**DIRECTIONS FOR THIS TASK**
Which lines in the records below contain the word "TEMP"? Copy each one out.

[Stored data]
------------------------------

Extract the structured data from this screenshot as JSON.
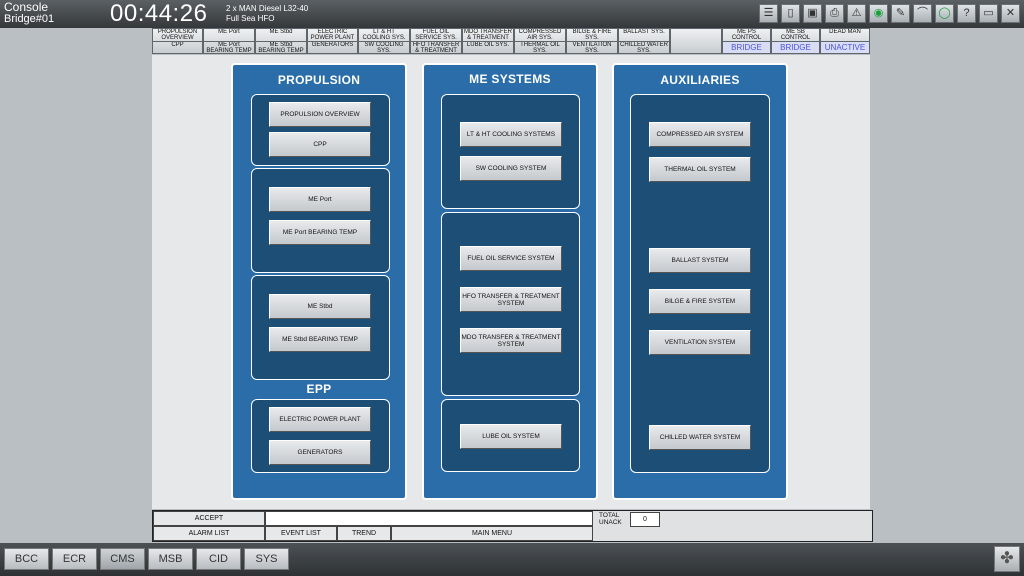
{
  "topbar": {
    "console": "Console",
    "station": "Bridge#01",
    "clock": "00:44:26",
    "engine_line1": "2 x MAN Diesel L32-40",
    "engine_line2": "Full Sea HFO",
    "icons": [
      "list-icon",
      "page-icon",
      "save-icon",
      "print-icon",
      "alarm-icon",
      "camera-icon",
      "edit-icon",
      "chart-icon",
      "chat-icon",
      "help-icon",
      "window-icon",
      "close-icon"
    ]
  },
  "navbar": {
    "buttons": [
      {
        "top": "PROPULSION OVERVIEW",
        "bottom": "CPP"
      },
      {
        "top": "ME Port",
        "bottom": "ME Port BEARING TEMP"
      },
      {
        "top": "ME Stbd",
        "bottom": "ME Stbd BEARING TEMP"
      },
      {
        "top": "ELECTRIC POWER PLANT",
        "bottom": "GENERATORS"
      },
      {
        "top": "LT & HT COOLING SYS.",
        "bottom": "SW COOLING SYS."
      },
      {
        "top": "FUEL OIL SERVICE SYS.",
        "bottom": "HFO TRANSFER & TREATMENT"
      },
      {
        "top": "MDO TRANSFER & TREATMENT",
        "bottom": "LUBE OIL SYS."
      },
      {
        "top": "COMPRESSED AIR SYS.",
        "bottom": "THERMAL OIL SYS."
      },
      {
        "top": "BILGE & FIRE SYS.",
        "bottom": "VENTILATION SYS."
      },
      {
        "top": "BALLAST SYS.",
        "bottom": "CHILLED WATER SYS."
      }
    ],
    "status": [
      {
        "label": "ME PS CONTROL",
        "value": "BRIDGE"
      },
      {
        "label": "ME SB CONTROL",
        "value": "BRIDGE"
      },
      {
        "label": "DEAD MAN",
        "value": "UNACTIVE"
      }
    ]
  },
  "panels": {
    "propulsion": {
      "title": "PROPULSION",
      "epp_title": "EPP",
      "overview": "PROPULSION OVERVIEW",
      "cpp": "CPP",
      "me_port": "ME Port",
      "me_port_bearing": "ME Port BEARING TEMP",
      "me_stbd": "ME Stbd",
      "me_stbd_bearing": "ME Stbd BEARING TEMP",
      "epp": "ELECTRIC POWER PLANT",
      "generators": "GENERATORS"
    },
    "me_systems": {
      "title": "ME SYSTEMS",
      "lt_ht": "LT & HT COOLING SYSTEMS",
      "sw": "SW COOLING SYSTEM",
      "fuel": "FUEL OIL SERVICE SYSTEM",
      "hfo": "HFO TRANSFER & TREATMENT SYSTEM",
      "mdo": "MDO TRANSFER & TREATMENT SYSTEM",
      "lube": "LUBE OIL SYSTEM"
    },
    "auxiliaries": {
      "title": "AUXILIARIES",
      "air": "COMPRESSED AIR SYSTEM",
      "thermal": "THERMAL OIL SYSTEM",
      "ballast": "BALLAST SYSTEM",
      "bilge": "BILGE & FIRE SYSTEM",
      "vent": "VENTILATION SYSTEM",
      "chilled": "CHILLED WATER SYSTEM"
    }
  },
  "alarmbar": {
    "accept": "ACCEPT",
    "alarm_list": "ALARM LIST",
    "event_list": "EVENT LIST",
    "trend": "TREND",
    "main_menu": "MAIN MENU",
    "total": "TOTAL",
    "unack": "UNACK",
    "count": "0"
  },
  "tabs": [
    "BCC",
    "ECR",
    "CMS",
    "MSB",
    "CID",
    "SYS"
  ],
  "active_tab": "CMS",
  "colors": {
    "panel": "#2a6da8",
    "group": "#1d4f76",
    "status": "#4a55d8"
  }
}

------------------------------

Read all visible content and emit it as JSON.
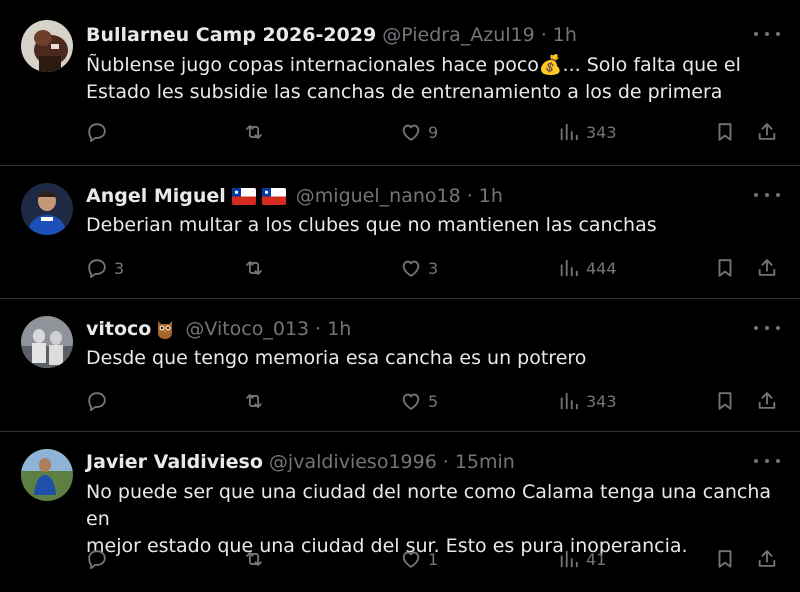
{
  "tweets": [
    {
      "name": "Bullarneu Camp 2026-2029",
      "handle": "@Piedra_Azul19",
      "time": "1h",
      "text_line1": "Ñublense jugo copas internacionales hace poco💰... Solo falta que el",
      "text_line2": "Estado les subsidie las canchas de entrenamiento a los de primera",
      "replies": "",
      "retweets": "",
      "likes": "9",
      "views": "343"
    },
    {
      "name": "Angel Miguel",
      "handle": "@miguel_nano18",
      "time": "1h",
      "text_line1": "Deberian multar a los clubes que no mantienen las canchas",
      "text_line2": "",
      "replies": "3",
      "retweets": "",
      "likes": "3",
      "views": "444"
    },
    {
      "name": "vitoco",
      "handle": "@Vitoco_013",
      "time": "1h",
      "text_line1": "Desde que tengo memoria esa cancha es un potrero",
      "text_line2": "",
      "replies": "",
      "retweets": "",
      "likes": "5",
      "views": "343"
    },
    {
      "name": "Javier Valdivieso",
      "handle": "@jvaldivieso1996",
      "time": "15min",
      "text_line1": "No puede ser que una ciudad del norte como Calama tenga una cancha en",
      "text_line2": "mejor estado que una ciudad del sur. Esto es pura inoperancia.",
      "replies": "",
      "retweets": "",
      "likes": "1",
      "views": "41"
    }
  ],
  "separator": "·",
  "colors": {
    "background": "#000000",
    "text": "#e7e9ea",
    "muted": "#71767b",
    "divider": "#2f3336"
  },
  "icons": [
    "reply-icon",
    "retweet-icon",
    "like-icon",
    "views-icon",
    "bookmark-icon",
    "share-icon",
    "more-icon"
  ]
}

------------------------------

**ANSWER**
        "bottom": "ME Port BEARING TEMP"
        "bottom": "ME Stbd BEARING TEMP"
      "me_port_bearing": "ME Port BEARING TEMP",
      "me_stbd_bearing": "ME Stbd BEARING TEMP",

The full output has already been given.